§ **Your task**
Copy out every record precisely.

Entries taken from a collection:
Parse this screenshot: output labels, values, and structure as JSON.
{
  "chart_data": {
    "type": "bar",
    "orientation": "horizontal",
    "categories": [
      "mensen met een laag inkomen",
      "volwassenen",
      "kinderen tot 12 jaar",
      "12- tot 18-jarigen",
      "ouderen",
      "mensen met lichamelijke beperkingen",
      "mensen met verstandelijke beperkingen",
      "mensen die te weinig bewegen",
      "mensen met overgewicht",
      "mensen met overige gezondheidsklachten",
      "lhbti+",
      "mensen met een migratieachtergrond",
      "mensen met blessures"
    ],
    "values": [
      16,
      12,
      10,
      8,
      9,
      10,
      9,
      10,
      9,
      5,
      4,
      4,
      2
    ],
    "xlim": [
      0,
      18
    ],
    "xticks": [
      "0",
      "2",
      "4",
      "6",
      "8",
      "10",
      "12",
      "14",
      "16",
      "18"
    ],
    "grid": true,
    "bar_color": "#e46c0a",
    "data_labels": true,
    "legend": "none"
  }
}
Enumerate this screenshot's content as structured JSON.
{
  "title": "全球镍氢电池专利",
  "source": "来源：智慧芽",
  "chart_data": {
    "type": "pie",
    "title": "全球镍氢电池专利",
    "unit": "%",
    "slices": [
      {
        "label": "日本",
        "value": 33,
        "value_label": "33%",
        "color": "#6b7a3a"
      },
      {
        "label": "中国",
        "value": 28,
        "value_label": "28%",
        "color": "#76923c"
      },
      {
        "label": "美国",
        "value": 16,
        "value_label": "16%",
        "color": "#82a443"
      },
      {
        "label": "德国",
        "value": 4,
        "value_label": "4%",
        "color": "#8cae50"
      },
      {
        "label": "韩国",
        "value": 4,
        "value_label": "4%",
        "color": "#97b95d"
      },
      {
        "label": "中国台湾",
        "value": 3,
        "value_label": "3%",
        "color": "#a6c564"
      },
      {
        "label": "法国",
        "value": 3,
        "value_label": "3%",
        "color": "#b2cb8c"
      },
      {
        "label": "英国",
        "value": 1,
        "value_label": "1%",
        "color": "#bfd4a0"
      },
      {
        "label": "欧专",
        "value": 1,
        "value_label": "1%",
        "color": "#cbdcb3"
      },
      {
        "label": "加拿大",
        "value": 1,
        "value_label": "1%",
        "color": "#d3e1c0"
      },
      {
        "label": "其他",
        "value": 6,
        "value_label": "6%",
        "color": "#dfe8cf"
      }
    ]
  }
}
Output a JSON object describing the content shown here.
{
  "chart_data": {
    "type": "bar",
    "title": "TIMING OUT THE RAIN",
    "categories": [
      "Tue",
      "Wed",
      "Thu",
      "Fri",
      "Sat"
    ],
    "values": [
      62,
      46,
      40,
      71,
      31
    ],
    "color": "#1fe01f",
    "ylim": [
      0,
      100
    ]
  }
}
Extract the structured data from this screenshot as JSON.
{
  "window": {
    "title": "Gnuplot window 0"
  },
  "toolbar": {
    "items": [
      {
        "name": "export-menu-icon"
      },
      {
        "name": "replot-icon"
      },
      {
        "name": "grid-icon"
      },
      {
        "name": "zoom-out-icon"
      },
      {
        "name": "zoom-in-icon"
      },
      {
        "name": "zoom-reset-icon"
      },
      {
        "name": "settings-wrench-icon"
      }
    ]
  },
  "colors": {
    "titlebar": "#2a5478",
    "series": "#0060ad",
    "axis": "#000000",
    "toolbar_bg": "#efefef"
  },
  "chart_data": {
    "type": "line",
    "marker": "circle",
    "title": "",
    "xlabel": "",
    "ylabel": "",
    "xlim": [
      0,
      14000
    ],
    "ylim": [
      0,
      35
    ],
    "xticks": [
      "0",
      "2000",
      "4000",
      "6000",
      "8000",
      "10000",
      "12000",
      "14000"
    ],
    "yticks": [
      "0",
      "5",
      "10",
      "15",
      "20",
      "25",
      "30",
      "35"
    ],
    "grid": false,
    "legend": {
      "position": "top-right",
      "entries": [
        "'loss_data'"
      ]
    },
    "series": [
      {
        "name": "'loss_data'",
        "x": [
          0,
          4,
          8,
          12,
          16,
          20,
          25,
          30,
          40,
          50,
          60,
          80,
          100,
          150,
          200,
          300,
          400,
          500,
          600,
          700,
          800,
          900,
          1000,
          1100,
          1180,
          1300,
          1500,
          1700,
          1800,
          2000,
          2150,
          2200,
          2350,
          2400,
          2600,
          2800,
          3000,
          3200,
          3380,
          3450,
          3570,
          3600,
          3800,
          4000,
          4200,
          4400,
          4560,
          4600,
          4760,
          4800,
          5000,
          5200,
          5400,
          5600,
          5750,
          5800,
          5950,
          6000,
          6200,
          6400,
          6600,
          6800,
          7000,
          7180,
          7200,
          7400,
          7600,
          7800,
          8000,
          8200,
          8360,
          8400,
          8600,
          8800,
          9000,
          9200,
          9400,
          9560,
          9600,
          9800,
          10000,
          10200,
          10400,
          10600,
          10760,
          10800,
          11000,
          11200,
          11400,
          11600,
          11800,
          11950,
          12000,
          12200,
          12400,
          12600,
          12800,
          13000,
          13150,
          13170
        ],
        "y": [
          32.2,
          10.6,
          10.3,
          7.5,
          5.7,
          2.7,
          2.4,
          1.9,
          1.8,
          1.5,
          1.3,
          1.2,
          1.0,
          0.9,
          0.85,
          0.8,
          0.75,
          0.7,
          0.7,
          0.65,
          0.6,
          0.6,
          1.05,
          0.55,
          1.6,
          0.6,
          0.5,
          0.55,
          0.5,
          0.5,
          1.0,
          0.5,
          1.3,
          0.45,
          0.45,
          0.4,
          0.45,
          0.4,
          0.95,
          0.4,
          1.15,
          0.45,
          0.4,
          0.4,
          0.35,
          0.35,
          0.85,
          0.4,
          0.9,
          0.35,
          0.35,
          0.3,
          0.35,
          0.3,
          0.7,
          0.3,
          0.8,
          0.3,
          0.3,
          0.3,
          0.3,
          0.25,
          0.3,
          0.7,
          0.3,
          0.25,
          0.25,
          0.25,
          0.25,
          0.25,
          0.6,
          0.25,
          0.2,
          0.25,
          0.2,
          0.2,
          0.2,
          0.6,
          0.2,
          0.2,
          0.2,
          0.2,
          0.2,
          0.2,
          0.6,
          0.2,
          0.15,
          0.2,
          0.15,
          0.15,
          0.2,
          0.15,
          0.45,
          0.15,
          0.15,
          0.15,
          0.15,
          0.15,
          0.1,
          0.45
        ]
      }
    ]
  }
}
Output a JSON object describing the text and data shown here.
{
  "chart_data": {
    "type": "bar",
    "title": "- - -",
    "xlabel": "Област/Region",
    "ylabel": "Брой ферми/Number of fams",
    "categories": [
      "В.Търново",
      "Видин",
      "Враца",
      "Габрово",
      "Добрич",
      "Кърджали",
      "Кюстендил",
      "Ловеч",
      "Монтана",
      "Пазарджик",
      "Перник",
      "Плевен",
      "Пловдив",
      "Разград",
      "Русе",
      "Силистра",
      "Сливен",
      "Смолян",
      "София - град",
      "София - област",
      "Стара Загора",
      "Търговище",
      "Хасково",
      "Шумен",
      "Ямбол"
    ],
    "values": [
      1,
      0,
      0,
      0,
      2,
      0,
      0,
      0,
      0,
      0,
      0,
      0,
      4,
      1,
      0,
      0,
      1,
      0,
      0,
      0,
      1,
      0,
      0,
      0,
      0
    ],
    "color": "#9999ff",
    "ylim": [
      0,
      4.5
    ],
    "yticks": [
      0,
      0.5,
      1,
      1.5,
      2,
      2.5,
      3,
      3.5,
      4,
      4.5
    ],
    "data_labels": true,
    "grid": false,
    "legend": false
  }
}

§ **The solution**
Parse this screenshot: output labels, values, and structure as JSON.
{
  "chart_data": {
    "type": "bar",
    "orientation": "horizontal",
    "categories": [
      "mensen met een laag inkomen",
      "volwassenen",
      "kinderen tot 12 jaar",
      "12- tot 18-jarigen",
      "ouderen",
      "mensen met lichamelijke beperkingen",
      "mensen met verstandelijke beperkingen",
      "mensen die te weinig bewegen",
      "mensen met overgewicht",
      "mensen met overige gezondheidsklachten",
      "lhbti+",
      "mensen met een migratieachtergrond",
      "mensen met blessures"
    ],
    "values": [
      16,
      12,
      10,
      8,
      9,
      10,
      9,
      10,
      9,
      5,
      4,
      4,
      2
    ],
    "xlim": [
      0,
      18
    ],
    "xticks": [
      "0",
      "2",
      "4",
      "6",
      "8",
      "10",
      "12",
      "14",
      "16",
      "18"
    ],
    "grid": true,
    "bar_color": "#e46c0a",
    "data_labels": true,
    "legend": "none"
  }
}
Enumerate this screenshot's content as structured JSON.
{
  "title": "全球镍氢电池专利",
  "source": "来源：智慧芽",
  "chart_data": {
    "type": "pie",
    "title": "全球镍氢电池专利",
    "unit": "%",
    "slices": [
      {
        "label": "日本",
        "value": 33,
        "value_label": "33%",
        "color": "#6b7a3a"
      },
      {
        "label": "中国",
        "value": 28,
        "value_label": "28%",
        "color": "#76923c"
      },
      {
        "label": "美国",
        "value": 16,
        "value_label": "16%",
        "color": "#82a443"
      },
      {
        "label": "德国",
        "value": 4,
        "value_label": "4%",
        "color": "#8cae50"
      },
      {
        "label": "韩国",
        "value": 4,
        "value_label": "4%",
        "color": "#97b95d"
      },
      {
        "label": "中国台湾",
        "value": 3,
        "value_label": "3%",
        "color": "#a6c564"
      },
      {
        "label": "法国",
        "value": 3,
        "value_label": "3%",
        "color": "#b2cb8c"
      },
      {
        "label": "英国",
        "value": 1,
        "value_label": "1%",
        "color": "#bfd4a0"
      },
      {
        "label": "欧专",
        "value": 1,
        "value_label": "1%",
        "color": "#cbdcb3"
      },
      {
        "label": "加拿大",
        "value": 1,
        "value_label": "1%",
        "color": "#d3e1c0"
      },
      {
        "label": "其他",
        "value": 6,
        "value_label": "6%",
        "color": "#dfe8cf"
      }
    ]
  }
}
Output a JSON object describing the content shown here.
{
  "chart_data": {
    "type": "bar",
    "title": "TIMING OUT THE RAIN",
    "categories": [
      "Tue",
      "Wed",
      "Thu",
      "Fri",
      "Sat"
    ],
    "values": [
      62,
      46,
      40,
      71,
      31
    ],
    "color": "#1fe01f",
    "ylim": [
      0,
      100
    ]
  }
}
Extract the structured data from this screenshot as JSON.
{
  "window": {
    "title": "Gnuplot window 0"
  },
  "toolbar": {
    "items": [
      {
        "name": "export-menu-icon"
      },
      {
        "name": "replot-icon"
      },
      {
        "name": "grid-icon"
      },
      {
        "name": "zoom-out-icon"
      },
      {
        "name": "zoom-in-icon"
      },
      {
        "name": "zoom-reset-icon"
      },
      {
        "name": "settings-wrench-icon"
      }
    ]
  },
  "colors": {
    "titlebar": "#2a5478",
    "series": "#0060ad",
    "axis": "#000000",
    "toolbar_bg": "#efefef"
  },
  "chart_data": {
    "type": "line",
    "marker": "circle",
    "title": "",
    "xlabel": "",
    "ylabel": "",
    "xlim": [
      0,
      14000
    ],
    "ylim": [
      0,
      35
    ],
    "xticks": [
      "0",
      "2000",
      "4000",
      "6000",
      "8000",
      "10000",
      "12000",
      "14000"
    ],
    "yticks": [
      "0",
      "5",
      "10",
      "15",
      "20",
      "25",
      "30",
      "35"
    ],
    "grid": false,
    "legend": {
      "position": "top-right",
      "entries": [
        "'loss_data'"
      ]
    },
    "series": [
      {
        "name": "'loss_data'",
        "x": [
          0,
          4,
          8,
          12,
          16,
          20,
          25,
          30,
          40,
          50,
          60,
          80,
          100,
          150,
          200,
          300,
          400,
          500,
          600,
          700,
          800,
          900,
          1000,
          1100,
          1180,
          1300,
          1500,
          1700,
          1800,
          2000,
          2150,
          2200,
          2350,
          2400,
          2600,
          2800,
          3000,
          3200,
          3380,
          3450,
          3570,
          3600,
          3800,
          4000,
          4200,
          4400,
          4560,
          4600,
          4760,
          4800,
          5000,
          5200,
          5400,
          5600,
          5750,
          5800,
          5950,
          6000,
          6200,
          6400,
          6600,
          6800,
          7000,
          7180,
          7200,
          7400,
          7600,
          7800,
          8000,
          8200,
          8360,
          8400,
          8600,
          8800,
          9000,
          9200,
          9400,
          9560,
          9600,
          9800,
          10000,
          10200,
          10400,
          10600,
          10760,
          10800,
          11000,
          11200,
          11400,
          11600,
          11800,
          11950,
          12000,
          12200,
          12400,
          12600,
          12800,
          13000,
          13150,
          13170
        ],
        "y": [
          32.2,
          10.6,
          10.3,
          7.5,
          5.7,
          2.7,
          2.4,
          1.9,
          1.8,
          1.5,
          1.3,
          1.2,
          1.0,
          0.9,
          0.85,
          0.8,
          0.75,
          0.7,
          0.7,
          0.65,
          0.6,
          0.6,
          1.05,
          0.55,
          1.6,
          0.6,
          0.5,
          0.55,
          0.5,
          0.5,
          1.0,
          0.5,
          1.3,
          0.45,
          0.45,
          0.4,
          0.45,
          0.4,
          0.95,
          0.4,
          1.15,
          0.45,
          0.4,
          0.4,
          0.35,
          0.35,
          0.85,
          0.4,
          0.9,
          0.35,
          0.35,
          0.3,
          0.35,
          0.3,
          0.7,
          0.3,
          0.8,
          0.3,
          0.3,
          0.3,
          0.3,
          0.25,
          0.3,
          0.7,
          0.3,
          0.25,
          0.25,
          0.25,
          0.25,
          0.25,
          0.6,
          0.25,
          0.2,
          0.25,
          0.2,
          0.2,
          0.2,
          0.6,
          0.2,
          0.2,
          0.2,
          0.2,
          0.2,
          0.2,
          0.6,
          0.2,
          0.15,
          0.2,
          0.15,
          0.15,
          0.2,
          0.15,
          0.45,
          0.15,
          0.15,
          0.15,
          0.15,
          0.15,
          0.1,
          0.45
        ]
      }
    ]
  }
}
Output a JSON object describing the text and data shown here.
{
  "chart_data": {
    "type": "bar",
    "title": "- - -",
    "xlabel": "Област/Region",
    "ylabel": "Брой ферми/Number of fams",
    "categories": [
      "В.Търново",
      "Видин",
      "Враца",
      "Габрово",
      "Добрич",
      "Кърджали",
      "Кюстендил",
      "Ловеч",
      "Монтана",
      "Пазарджик",
      "Перник",
      "Плевен",
      "Пловдив",
      "Разград",
      "Русе",
      "Силистра",
      "Сливен",
      "Смолян",
      "София - град",
      "София - област",
      "Стара Загора",
      "Търговище",
      "Хасково",
      "Шумен",
      "Ямбол"
    ],
    "values": [
      1,
      0,
      0,
      0,
      2,
      0,
      0,
      0,
      0,
      0,
      0,
      0,
      4,
      1,
      0,
      0,
      1,
      0,
      0,
      0,
      1,
      0,
      0,
      0,
      0
    ],
    "color": "#9999ff",
    "ylim": [
      0,
      4.5
    ],
    "yticks": [
      0,
      0.5,
      1,
      1.5,
      2,
      2.5,
      3,
      3.5,
      4,
      4.5
    ],
    "data_labels": true,
    "grid": false,
    "legend": false
  }
}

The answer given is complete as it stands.